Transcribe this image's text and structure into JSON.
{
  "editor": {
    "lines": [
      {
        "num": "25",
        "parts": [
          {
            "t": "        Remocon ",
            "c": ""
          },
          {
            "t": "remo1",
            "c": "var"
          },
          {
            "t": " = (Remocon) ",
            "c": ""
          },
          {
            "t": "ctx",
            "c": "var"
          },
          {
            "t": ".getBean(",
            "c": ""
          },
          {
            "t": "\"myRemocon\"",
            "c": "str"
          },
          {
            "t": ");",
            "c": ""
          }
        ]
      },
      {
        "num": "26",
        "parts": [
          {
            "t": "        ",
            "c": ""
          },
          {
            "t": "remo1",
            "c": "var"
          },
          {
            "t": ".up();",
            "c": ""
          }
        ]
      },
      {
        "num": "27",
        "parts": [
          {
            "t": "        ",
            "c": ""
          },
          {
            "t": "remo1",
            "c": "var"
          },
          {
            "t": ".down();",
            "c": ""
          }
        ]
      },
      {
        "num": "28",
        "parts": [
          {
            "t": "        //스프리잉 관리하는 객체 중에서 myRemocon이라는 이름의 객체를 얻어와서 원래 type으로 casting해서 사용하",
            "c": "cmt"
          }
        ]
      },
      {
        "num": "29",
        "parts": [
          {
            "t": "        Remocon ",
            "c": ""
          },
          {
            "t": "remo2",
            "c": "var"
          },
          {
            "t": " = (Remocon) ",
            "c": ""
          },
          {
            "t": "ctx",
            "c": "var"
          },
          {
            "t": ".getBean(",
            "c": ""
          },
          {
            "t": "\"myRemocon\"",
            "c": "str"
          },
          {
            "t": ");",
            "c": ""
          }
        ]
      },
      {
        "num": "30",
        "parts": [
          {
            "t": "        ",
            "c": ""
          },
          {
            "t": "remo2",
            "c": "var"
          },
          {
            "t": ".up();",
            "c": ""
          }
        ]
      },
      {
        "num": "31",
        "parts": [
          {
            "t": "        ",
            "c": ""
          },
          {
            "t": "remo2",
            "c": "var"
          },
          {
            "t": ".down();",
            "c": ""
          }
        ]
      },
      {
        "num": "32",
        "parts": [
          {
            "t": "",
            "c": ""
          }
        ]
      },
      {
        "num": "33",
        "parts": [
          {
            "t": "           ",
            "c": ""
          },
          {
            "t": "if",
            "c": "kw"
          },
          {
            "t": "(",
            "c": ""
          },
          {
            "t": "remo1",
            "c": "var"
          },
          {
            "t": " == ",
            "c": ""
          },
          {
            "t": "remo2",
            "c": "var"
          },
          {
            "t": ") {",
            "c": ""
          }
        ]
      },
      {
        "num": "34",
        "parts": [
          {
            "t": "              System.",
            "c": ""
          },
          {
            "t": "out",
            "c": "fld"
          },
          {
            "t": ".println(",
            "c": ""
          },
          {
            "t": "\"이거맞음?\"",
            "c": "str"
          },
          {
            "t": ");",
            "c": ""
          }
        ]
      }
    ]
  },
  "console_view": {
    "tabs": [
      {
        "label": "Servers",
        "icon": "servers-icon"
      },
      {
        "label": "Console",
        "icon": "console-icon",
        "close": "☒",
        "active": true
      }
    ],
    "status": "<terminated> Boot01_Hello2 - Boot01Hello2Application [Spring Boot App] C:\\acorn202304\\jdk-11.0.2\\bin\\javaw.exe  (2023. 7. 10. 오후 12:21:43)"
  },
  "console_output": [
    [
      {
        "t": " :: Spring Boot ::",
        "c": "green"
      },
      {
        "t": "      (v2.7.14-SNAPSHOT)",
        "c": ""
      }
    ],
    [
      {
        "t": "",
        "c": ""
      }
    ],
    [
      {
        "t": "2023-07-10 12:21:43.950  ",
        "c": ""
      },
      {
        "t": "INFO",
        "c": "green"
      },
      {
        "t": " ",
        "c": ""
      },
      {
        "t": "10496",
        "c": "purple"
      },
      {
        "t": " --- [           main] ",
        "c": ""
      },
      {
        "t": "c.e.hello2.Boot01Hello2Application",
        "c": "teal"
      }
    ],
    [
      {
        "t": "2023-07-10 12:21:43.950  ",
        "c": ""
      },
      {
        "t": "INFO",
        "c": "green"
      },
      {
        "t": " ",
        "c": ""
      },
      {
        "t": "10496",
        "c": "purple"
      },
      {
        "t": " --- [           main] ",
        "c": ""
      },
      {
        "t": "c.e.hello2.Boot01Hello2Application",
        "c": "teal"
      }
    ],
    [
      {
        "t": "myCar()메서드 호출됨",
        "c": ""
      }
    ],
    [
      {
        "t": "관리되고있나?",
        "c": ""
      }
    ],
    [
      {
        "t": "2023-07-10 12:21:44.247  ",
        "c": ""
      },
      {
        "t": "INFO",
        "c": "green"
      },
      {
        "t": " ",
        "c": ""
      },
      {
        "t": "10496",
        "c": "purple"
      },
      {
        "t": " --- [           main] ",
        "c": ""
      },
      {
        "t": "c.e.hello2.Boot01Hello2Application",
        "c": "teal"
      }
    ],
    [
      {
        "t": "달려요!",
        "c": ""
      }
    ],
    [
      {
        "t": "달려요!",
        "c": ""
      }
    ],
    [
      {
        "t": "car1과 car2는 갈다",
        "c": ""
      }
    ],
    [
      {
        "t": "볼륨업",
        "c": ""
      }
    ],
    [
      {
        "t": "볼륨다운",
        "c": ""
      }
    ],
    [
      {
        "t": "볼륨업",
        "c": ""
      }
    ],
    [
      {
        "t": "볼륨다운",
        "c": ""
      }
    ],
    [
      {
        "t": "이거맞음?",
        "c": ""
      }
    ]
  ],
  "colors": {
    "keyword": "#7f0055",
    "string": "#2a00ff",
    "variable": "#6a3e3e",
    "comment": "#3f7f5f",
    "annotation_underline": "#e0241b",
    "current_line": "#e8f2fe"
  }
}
--- --- ---
▶ _Problem_
From the listing above, collect each line in which the string "icon" appears.

▶ _Output of the task_
        "icon": "servers-icon"
        "icon": "console-icon",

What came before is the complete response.